§ **Objective**:
Extract the stretch of lines that starts at the line with "Output a JSON" and ends at the last line of the data below. Give it exactly, without pictures.

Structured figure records
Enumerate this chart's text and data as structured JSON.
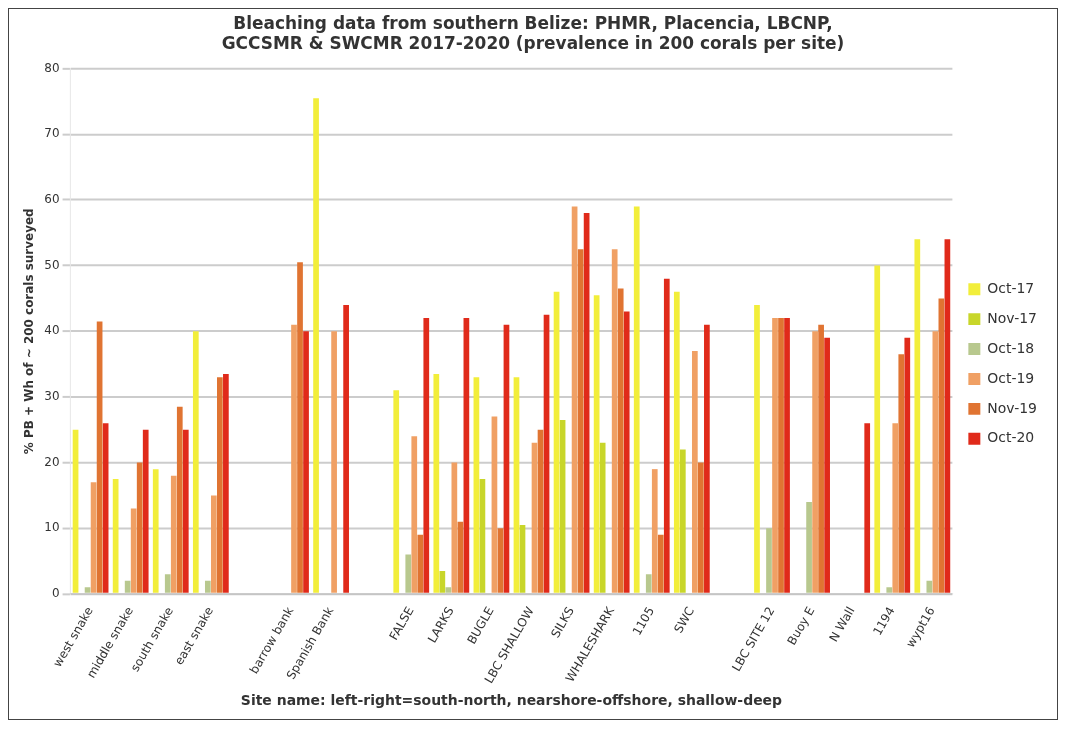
{
  "chart_data": {
    "type": "bar",
    "title": "Bleaching data from southern Belize: PHMR, Placencia, LBCNP, GCCSMR & SWCMR 2017-2020 (prevalence in 200 corals per site)",
    "xlabel": "Site name: left-right=south-north, nearshore-offshore, shallow-deep",
    "ylabel": "% PB + Wh of ~ 200 corals surveyed",
    "categories": [
      "west snake",
      "middle snake",
      "south snake",
      "east snake",
      null,
      "barrow bank",
      "Spanish Bank",
      null,
      "FALSE",
      "LARKS",
      "BUGLE",
      "LBC SHALLOW",
      "SILKS",
      "WHALESHARK",
      "1105",
      "SWC",
      null,
      "LBC SITE 12",
      "Buoy E",
      "N Wall",
      "1194",
      "wypt16"
    ],
    "series": [
      {
        "name": "Oct-17",
        "color": "#f2ee3a",
        "values": [
          25,
          17.5,
          19,
          40,
          null,
          null,
          75.5,
          null,
          31,
          33.5,
          33,
          33,
          46,
          45.5,
          59,
          46,
          null,
          44,
          null,
          null,
          50,
          54
        ]
      },
      {
        "name": "Nov-17",
        "color": "#c8d62a",
        "values": [
          null,
          null,
          null,
          null,
          null,
          null,
          null,
          null,
          null,
          3.5,
          17.5,
          10.5,
          26.5,
          23,
          null,
          22,
          null,
          null,
          null,
          null,
          null,
          null
        ]
      },
      {
        "name": "Oct-18",
        "color": "#b8c88e",
        "values": [
          1,
          2,
          3,
          2,
          null,
          null,
          null,
          null,
          6,
          1,
          null,
          null,
          null,
          null,
          3,
          null,
          null,
          10,
          14,
          null,
          1,
          2
        ]
      },
      {
        "name": "Oct-19",
        "color": "#f0a064",
        "values": [
          17,
          13,
          18,
          15,
          null,
          41,
          40,
          null,
          24,
          20,
          27,
          23,
          59,
          52.5,
          19,
          37,
          null,
          42,
          40,
          null,
          26,
          40
        ]
      },
      {
        "name": "Nov-19",
        "color": "#e07432",
        "values": [
          41.5,
          20,
          28.5,
          33,
          null,
          50.5,
          null,
          null,
          9,
          11,
          10,
          25,
          52.5,
          46.5,
          9,
          20,
          null,
          42,
          41,
          null,
          36.5,
          45
        ]
      },
      {
        "name": "Oct-20",
        "color": "#e02a1a",
        "values": [
          26,
          25,
          25,
          33.5,
          null,
          40,
          44,
          null,
          42,
          42,
          41,
          42.5,
          58,
          43,
          48,
          41,
          null,
          42,
          39,
          26,
          39,
          54
        ]
      }
    ],
    "ylim": [
      0,
      80
    ],
    "yticks": [
      0,
      10,
      20,
      30,
      40,
      50,
      60,
      70,
      80
    ],
    "grid": "y",
    "legend": "right"
  }
}
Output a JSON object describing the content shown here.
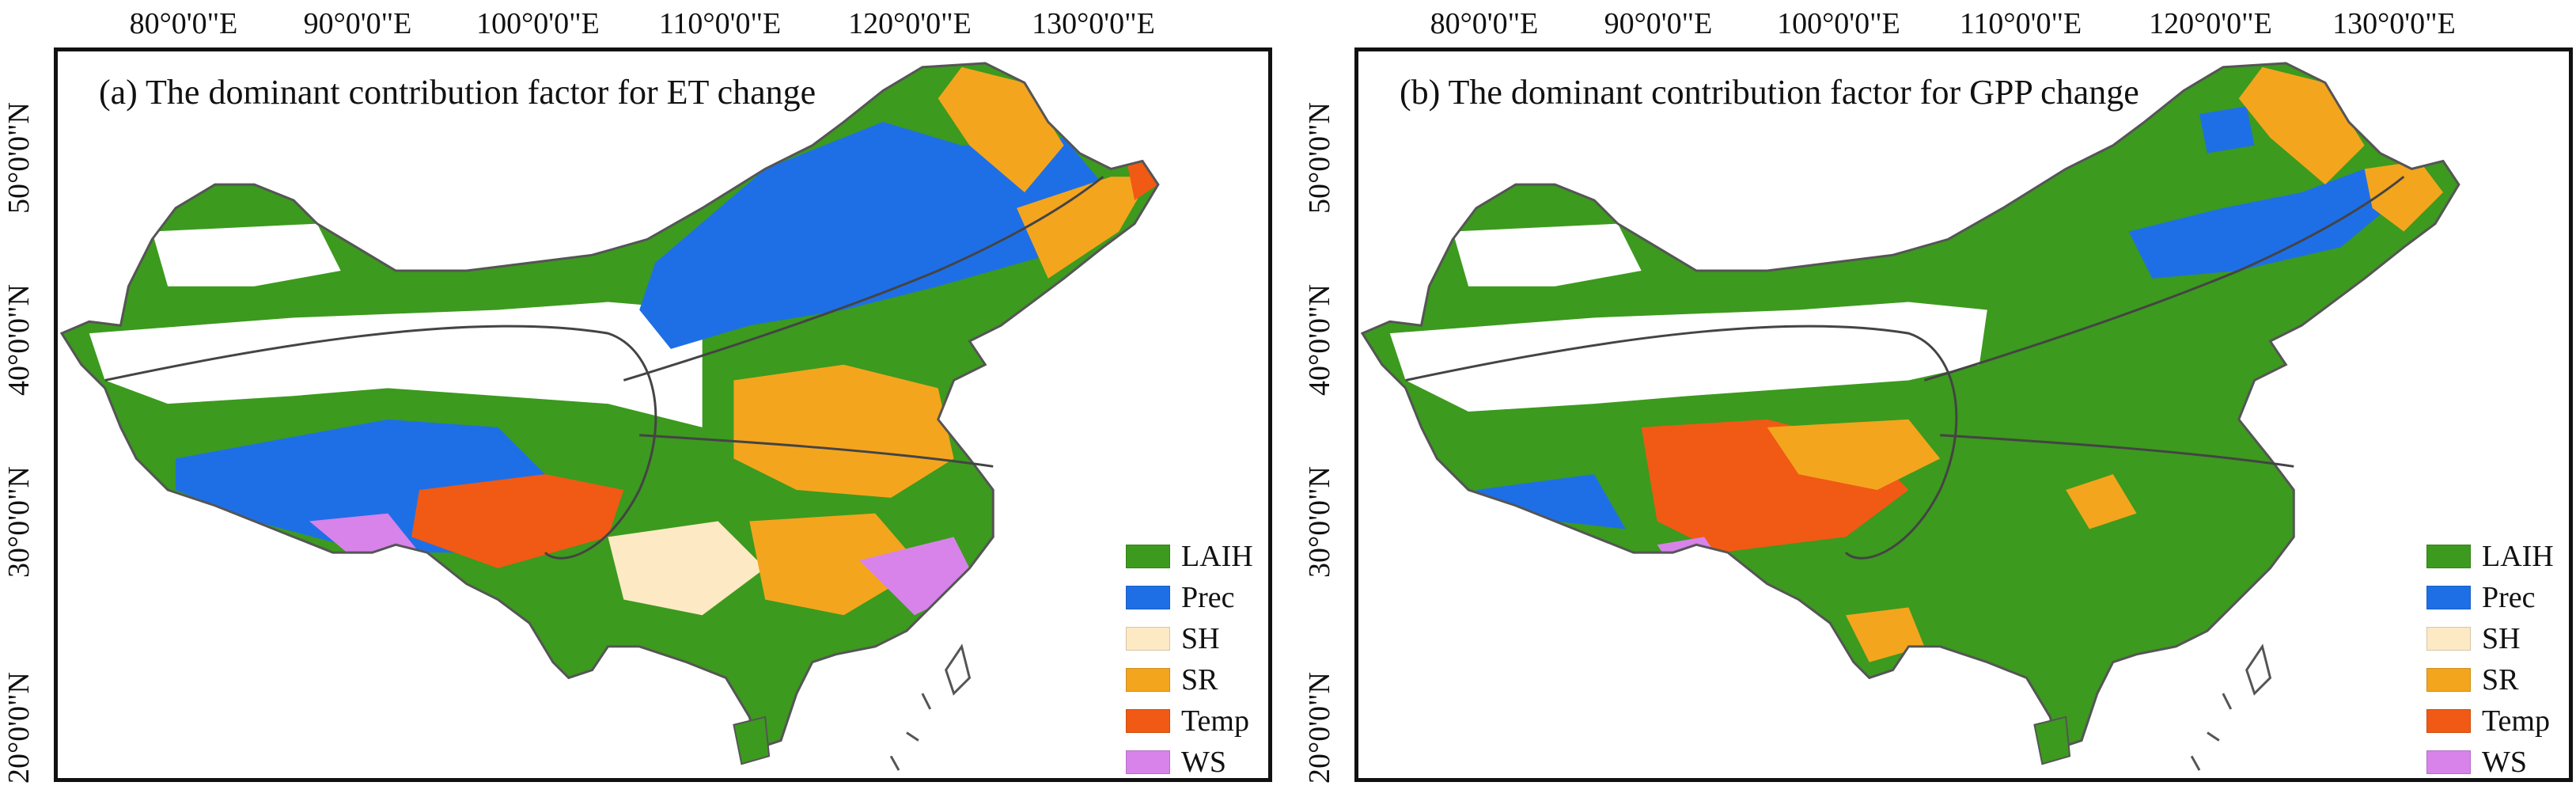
{
  "panels": [
    {
      "id": "a",
      "title": "(a) The dominant contribution factor for ET change",
      "dominant_factor": "LAIH"
    },
    {
      "id": "b",
      "title": "(b) The dominant contribution factor for GPP change",
      "dominant_factor": "LAIH"
    }
  ],
  "lon_ticks": [
    "80°0'0\"E",
    "90°0'0\"E",
    "100°0'0\"E",
    "110°0'0\"E",
    "120°0'0\"E",
    "130°0'0\"E"
  ],
  "lat_ticks": [
    "50°0'0\"N",
    "40°0'0\"N",
    "30°0'0\"N",
    "20°0'0\"N"
  ],
  "legend": [
    {
      "label": "LAIH",
      "color": "#3c9a1e"
    },
    {
      "label": "Prec",
      "color": "#1e6fe6"
    },
    {
      "label": "SH",
      "color": "#fde9c4"
    },
    {
      "label": "SR",
      "color": "#f4a51e"
    },
    {
      "label": "Temp",
      "color": "#f05a14"
    },
    {
      "label": "WS",
      "color": "#d783ea"
    }
  ],
  "colors": {
    "frame": "#111111",
    "boundary": "#555555",
    "no_data": "#ffffff"
  }
}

§ **Task response**:
Output a JSON object describing the content shown here.
{
  "panels": [
    {
      "id": "a",
      "title": "(a) The dominant contribution factor for ET change",
      "dominant_factor": "LAIH"
    },
    {
      "id": "b",
      "title": "(b) The dominant contribution factor for GPP change",
      "dominant_factor": "LAIH"
    }
  ],
  "lon_ticks": [
    "80°0'0\"E",
    "90°0'0\"E",
    "100°0'0\"E",
    "110°0'0\"E",
    "120°0'0\"E",
    "130°0'0\"E"
  ],
  "lat_ticks": [
    "50°0'0\"N",
    "40°0'0\"N",
    "30°0'0\"N",
    "20°0'0\"N"
  ],
  "legend": [
    {
      "label": "LAIH",
      "color": "#3c9a1e"
    },
    {
      "label": "Prec",
      "color": "#1e6fe6"
    },
    {
      "label": "SH",
      "color": "#fde9c4"
    },
    {
      "label": "SR",
      "color": "#f4a51e"
    },
    {
      "label": "Temp",
      "color": "#f05a14"
    },
    {
      "label": "WS",
      "color": "#d783ea"
    }
  ],
  "colors": {
    "frame": "#111111",
    "boundary": "#555555",
    "no_data": "#ffffff"
  }
}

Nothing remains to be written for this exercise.